TASK INSTRUCTIONS: Exactly repeat the material, dropping every picture from the copy.

DATASET ROWS:

::::::

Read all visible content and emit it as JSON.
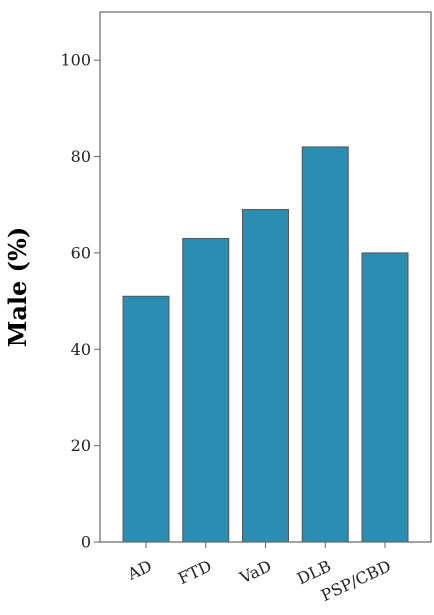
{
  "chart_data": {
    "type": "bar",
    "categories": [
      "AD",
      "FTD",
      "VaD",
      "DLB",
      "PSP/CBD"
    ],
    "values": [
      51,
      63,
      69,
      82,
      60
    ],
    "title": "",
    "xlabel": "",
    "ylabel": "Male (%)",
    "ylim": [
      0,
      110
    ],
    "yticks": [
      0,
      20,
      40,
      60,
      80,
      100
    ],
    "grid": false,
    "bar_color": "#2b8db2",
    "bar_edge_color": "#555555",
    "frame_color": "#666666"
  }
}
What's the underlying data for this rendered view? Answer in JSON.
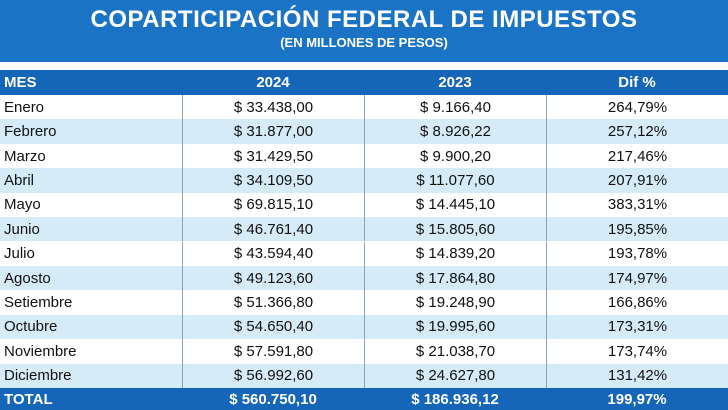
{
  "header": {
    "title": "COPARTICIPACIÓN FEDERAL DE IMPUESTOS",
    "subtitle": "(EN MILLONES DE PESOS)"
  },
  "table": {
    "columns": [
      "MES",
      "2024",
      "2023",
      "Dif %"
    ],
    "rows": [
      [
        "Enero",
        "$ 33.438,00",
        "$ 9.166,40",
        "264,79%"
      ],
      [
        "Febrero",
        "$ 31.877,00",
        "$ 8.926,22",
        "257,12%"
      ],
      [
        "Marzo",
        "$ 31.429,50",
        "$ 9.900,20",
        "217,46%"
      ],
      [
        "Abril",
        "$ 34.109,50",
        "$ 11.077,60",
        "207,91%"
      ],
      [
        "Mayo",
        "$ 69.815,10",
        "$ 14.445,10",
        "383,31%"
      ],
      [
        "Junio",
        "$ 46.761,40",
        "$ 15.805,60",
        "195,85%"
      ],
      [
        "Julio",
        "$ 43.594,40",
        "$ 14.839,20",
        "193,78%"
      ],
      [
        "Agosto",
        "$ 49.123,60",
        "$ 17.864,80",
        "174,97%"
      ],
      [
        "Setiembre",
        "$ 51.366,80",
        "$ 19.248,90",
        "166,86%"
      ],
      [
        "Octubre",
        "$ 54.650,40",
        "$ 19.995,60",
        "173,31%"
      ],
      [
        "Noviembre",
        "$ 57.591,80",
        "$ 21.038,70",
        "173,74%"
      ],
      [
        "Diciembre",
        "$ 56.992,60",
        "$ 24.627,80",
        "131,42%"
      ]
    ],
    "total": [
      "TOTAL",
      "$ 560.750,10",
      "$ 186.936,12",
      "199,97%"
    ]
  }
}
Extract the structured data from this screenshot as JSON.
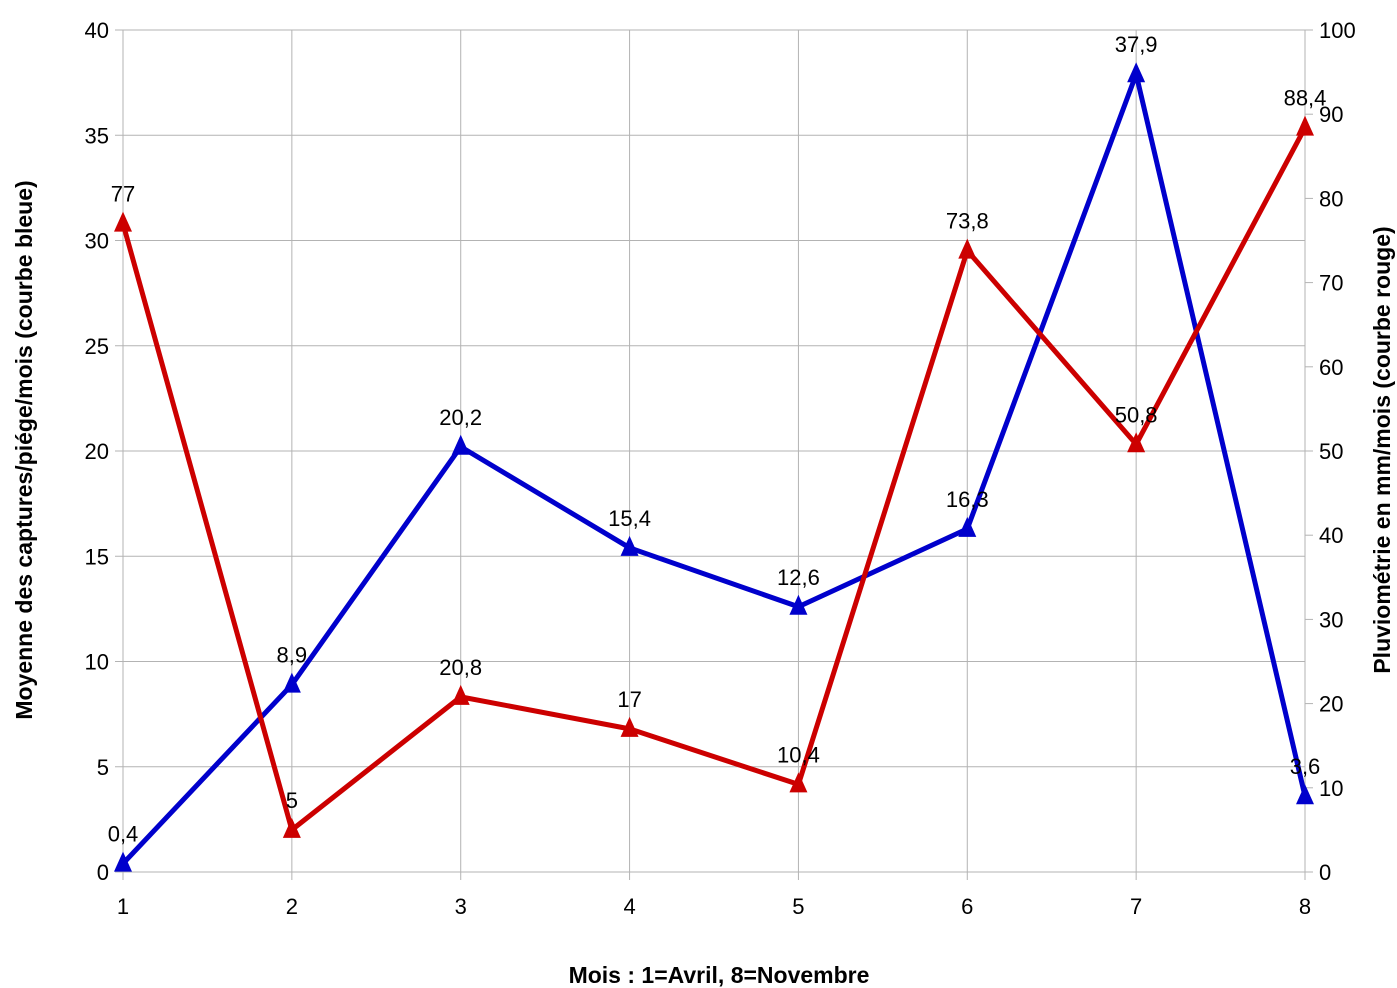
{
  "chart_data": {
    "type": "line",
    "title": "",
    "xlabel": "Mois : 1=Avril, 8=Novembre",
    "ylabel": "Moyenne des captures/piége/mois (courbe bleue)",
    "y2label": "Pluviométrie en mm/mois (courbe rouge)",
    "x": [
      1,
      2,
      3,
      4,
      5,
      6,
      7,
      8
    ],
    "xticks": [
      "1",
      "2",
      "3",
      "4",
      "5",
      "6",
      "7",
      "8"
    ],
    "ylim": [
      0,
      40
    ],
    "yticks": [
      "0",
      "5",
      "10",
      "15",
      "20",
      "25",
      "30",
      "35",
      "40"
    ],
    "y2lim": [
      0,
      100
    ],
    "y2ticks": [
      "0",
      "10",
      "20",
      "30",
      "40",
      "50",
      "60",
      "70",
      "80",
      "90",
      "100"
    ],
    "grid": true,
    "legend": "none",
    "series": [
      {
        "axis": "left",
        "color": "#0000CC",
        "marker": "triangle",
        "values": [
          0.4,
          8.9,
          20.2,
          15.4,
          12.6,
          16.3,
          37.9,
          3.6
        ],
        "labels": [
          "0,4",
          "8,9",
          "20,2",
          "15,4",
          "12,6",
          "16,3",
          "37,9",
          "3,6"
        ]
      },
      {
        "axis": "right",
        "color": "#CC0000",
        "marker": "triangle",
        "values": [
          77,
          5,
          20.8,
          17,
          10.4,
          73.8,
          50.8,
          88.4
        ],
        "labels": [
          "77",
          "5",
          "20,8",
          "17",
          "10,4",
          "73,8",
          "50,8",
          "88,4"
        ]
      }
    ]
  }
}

::::::

SOLUTION:
Read all visible content and emit it as JSON.
{
  "chart_data": {
    "type": "bar",
    "categories": [
      "AD",
      "FTD",
      "VaD",
      "DLB",
      "PSP/CBD"
    ],
    "values": [
      51,
      63,
      69,
      82,
      60
    ],
    "title": "",
    "xlabel": "",
    "ylabel": "Male (%)",
    "ylim": [
      0,
      110
    ],
    "yticks": [
      0,
      20,
      40,
      60,
      80,
      100
    ],
    "grid": false,
    "bar_color": "#2b8db2",
    "bar_edge_color": "#555555",
    "frame_color": "#666666"
  }
}
What's the underlying data for this rendered view? Answer in JSON.
{
  "header": {
    "title": "COPARTICIPACIÓN FEDERAL DE IMPUESTOS",
    "subtitle": "(EN MILLONES DE PESOS)"
  },
  "table": {
    "columns": [
      "MES",
      "2024",
      "2023",
      "Dif %"
    ],
    "rows": [
      [
        "Enero",
        "$ 33.438,00",
        "$ 9.166,40",
        "264,79%"
      ],
      [
        "Febrero",
        "$ 31.877,00",
        "$ 8.926,22",
        "257,12%"
      ],
      [
        "Marzo",
        "$ 31.429,50",
        "$ 9.900,20",
        "217,46%"
      ],
      [
        "Abril",
        "$ 34.109,50",
        "$ 11.077,60",
        "207,91%"
      ],
      [
        "Mayo",
        "$ 69.815,10",
        "$ 14.445,10",
        "383,31%"
      ],
      [
        "Junio",
        "$ 46.761,40",
        "$ 15.805,60",
        "195,85%"
      ],
      [
        "Julio",
        "$ 43.594,40",
        "$ 14.839,20",
        "193,78%"
      ],
      [
        "Agosto",
        "$ 49.123,60",
        "$ 17.864,80",
        "174,97%"
      ],
      [
        "Setiembre",
        "$ 51.366,80",
        "$ 19.248,90",
        "166,86%"
      ],
      [
        "Octubre",
        "$ 54.650,40",
        "$ 19.995,60",
        "173,31%"
      ],
      [
        "Noviembre",
        "$ 57.591,80",
        "$ 21.038,70",
        "173,74%"
      ],
      [
        "Diciembre",
        "$ 56.992,60",
        "$ 24.627,80",
        "131,42%"
      ]
    ],
    "total": [
      "TOTAL",
      "$ 560.750,10",
      "$ 186.936,12",
      "199,97%"
    ]
  }
}
Extract the structured data from this screenshot as JSON.
{
  "chart_data": {
    "type": "line",
    "title": "",
    "xlabel": "Mois : 1=Avril, 8=Novembre",
    "ylabel": "Moyenne des captures/piége/mois (courbe bleue)",
    "y2label": "Pluviométrie en mm/mois (courbe rouge)",
    "x": [
      1,
      2,
      3,
      4,
      5,
      6,
      7,
      8
    ],
    "xticks": [
      "1",
      "2",
      "3",
      "4",
      "5",
      "6",
      "7",
      "8"
    ],
    "ylim": [
      0,
      40
    ],
    "yticks": [
      "0",
      "5",
      "10",
      "15",
      "20",
      "25",
      "30",
      "35",
      "40"
    ],
    "y2lim": [
      0,
      100
    ],
    "y2ticks": [
      "0",
      "10",
      "20",
      "30",
      "40",
      "50",
      "60",
      "70",
      "80",
      "90",
      "100"
    ],
    "grid": true,
    "legend": "none",
    "series": [
      {
        "axis": "left",
        "color": "#0000CC",
        "marker": "triangle",
        "values": [
          0.4,
          8.9,
          20.2,
          15.4,
          12.6,
          16.3,
          37.9,
          3.6
        ],
        "labels": [
          "0,4",
          "8,9",
          "20,2",
          "15,4",
          "12,6",
          "16,3",
          "37,9",
          "3,6"
        ]
      },
      {
        "axis": "right",
        "color": "#CC0000",
        "marker": "triangle",
        "values": [
          77,
          5,
          20.8,
          17,
          10.4,
          73.8,
          50.8,
          88.4
        ],
        "labels": [
          "77",
          "5",
          "20,8",
          "17",
          "10,4",
          "73,8",
          "50,8",
          "88,4"
        ]
      }
    ]
  }
}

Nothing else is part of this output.